### PROBLEM DESCRIPTION:
Print the listing that follows, character for character.
** BEGIN **
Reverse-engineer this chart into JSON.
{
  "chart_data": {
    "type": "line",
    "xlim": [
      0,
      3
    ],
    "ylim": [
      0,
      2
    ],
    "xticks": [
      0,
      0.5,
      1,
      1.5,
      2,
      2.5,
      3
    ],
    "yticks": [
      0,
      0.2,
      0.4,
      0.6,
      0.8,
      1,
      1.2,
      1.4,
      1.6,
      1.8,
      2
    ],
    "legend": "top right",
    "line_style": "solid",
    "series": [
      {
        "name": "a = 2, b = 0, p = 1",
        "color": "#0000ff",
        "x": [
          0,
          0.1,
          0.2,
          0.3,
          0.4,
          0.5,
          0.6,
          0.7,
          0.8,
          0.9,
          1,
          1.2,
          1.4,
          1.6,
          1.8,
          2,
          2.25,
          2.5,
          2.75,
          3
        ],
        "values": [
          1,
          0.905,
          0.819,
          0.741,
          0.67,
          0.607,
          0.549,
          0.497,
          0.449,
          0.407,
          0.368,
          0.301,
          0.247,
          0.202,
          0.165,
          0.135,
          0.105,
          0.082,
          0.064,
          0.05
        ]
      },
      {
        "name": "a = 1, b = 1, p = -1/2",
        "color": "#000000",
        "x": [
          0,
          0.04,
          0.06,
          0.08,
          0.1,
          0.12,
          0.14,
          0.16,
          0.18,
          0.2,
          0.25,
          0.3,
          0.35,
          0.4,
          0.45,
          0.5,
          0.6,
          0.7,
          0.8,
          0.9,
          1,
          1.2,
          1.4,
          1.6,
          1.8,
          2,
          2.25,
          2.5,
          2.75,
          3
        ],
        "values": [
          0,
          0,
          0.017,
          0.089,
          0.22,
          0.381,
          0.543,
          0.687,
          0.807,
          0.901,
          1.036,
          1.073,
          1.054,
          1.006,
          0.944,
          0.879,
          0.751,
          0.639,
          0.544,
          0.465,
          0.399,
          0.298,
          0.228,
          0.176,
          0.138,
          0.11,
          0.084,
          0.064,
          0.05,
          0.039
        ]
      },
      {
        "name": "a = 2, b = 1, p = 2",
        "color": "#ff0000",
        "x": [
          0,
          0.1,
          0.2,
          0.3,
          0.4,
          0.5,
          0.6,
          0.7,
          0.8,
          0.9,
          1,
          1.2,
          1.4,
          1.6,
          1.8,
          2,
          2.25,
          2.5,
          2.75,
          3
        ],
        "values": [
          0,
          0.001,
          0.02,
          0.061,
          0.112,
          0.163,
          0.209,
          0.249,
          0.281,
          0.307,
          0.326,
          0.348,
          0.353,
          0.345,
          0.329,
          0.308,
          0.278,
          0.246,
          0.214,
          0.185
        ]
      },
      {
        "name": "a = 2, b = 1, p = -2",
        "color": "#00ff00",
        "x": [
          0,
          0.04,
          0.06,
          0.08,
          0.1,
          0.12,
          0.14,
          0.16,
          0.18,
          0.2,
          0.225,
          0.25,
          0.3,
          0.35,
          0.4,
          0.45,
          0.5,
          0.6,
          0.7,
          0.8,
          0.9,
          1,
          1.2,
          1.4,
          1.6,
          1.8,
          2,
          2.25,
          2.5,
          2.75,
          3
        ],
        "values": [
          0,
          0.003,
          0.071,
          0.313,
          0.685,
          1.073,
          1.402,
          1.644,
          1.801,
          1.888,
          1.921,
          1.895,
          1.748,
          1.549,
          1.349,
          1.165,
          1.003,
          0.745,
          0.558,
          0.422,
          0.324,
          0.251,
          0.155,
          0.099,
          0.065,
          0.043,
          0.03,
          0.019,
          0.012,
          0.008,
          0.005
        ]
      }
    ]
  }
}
** END **
### RESPONSE TO THIS TASK:
Reverse-engineer this chart into JSON.
{
  "chart_data": {
    "type": "line",
    "xlim": [
      0,
      3
    ],
    "ylim": [
      0,
      2
    ],
    "xticks": [
      0,
      0.5,
      1,
      1.5,
      2,
      2.5,
      3
    ],
    "yticks": [
      0,
      0.2,
      0.4,
      0.6,
      0.8,
      1,
      1.2,
      1.4,
      1.6,
      1.8,
      2
    ],
    "legend": "top right",
    "line_style": "solid",
    "series": [
      {
        "name": "a = 2, b = 0, p = 1",
        "color": "#0000ff",
        "x": [
          0,
          0.1,
          0.2,
          0.3,
          0.4,
          0.5,
          0.6,
          0.7,
          0.8,
          0.9,
          1,
          1.2,
          1.4,
          1.6,
          1.8,
          2,
          2.25,
          2.5,
          2.75,
          3
        ],
        "values": [
          1,
          0.905,
          0.819,
          0.741,
          0.67,
          0.607,
          0.549,
          0.497,
          0.449,
          0.407,
          0.368,
          0.301,
          0.247,
          0.202,
          0.165,
          0.135,
          0.105,
          0.082,
          0.064,
          0.05
        ]
      },
      {
        "name": "a = 1, b = 1, p = -1/2",
        "color": "#000000",
        "x": [
          0,
          0.04,
          0.06,
          0.08,
          0.1,
          0.12,
          0.14,
          0.16,
          0.18,
          0.2,
          0.25,
          0.3,
          0.35,
          0.4,
          0.45,
          0.5,
          0.6,
          0.7,
          0.8,
          0.9,
          1,
          1.2,
          1.4,
          1.6,
          1.8,
          2,
          2.25,
          2.5,
          2.75,
          3
        ],
        "values": [
          0,
          0,
          0.017,
          0.089,
          0.22,
          0.381,
          0.543,
          0.687,
          0.807,
          0.901,
          1.036,
          1.073,
          1.054,
          1.006,
          0.944,
          0.879,
          0.751,
          0.639,
          0.544,
          0.465,
          0.399,
          0.298,
          0.228,
          0.176,
          0.138,
          0.11,
          0.084,
          0.064,
          0.05,
          0.039
        ]
      },
      {
        "name": "a = 2, b = 1, p = 2",
        "color": "#ff0000",
        "x": [
          0,
          0.1,
          0.2,
          0.3,
          0.4,
          0.5,
          0.6,
          0.7,
          0.8,
          0.9,
          1,
          1.2,
          1.4,
          1.6,
          1.8,
          2,
          2.25,
          2.5,
          2.75,
          3
        ],
        "values": [
          0,
          0.001,
          0.02,
          0.061,
          0.112,
          0.163,
          0.209,
          0.249,
          0.281,
          0.307,
          0.326,
          0.348,
          0.353,
          0.345,
          0.329,
          0.308,
          0.278,
          0.246,
          0.214,
          0.185
        ]
      },
      {
        "name": "a = 2, b = 1, p = -2",
        "color": "#00ff00",
        "x": [
          0,
          0.04,
          0.06,
          0.08,
          0.1,
          0.12,
          0.14,
          0.16,
          0.18,
          0.2,
          0.225,
          0.25,
          0.3,
          0.35,
          0.4,
          0.45,
          0.5,
          0.6,
          0.7,
          0.8,
          0.9,
          1,
          1.2,
          1.4,
          1.6,
          1.8,
          2,
          2.25,
          2.5,
          2.75,
          3
        ],
        "values": [
          0,
          0.003,
          0.071,
          0.313,
          0.685,
          1.073,
          1.402,
          1.644,
          1.801,
          1.888,
          1.921,
          1.895,
          1.748,
          1.549,
          1.349,
          1.165,
          1.003,
          0.745,
          0.558,
          0.422,
          0.324,
          0.251,
          0.155,
          0.099,
          0.065,
          0.043,
          0.03,
          0.019,
          0.012,
          0.008,
          0.005
        ]
      }
    ]
  }
}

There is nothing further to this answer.